**Directive**: Find every line in the records below that holds the word "value" and copy it.

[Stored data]
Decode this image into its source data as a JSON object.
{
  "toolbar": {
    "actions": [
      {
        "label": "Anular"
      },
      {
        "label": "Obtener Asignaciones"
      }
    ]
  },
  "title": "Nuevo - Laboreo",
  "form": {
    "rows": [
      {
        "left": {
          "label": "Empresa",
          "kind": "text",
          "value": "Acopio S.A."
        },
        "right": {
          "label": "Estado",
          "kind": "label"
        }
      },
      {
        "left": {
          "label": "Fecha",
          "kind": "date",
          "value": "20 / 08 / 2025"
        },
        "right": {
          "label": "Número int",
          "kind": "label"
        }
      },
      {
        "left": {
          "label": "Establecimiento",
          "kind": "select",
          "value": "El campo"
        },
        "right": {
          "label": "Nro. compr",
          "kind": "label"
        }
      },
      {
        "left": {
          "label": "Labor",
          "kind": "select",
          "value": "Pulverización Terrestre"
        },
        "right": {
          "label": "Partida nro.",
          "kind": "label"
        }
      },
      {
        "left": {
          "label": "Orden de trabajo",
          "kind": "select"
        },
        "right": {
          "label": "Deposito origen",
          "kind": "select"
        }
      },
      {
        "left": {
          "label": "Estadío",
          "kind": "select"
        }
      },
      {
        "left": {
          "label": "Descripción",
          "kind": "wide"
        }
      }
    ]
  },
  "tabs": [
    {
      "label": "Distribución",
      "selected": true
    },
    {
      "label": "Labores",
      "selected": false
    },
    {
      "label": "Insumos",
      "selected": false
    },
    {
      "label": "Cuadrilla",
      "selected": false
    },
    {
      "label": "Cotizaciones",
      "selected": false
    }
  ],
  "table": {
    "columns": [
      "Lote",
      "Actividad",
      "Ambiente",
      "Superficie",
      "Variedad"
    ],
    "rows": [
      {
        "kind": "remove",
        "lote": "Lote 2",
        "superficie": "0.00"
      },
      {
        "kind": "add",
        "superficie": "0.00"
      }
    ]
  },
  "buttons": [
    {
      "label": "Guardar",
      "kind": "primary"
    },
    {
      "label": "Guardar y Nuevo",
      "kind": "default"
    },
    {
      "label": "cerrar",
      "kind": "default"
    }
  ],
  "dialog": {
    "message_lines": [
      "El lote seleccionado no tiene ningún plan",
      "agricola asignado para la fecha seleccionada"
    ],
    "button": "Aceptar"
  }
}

**Exercise result**:
          "value": "Acopio S.A."
          "value": "20 / 08 / 2025"
          "value": "El campo"
          "value": "Pulverización Terrestre"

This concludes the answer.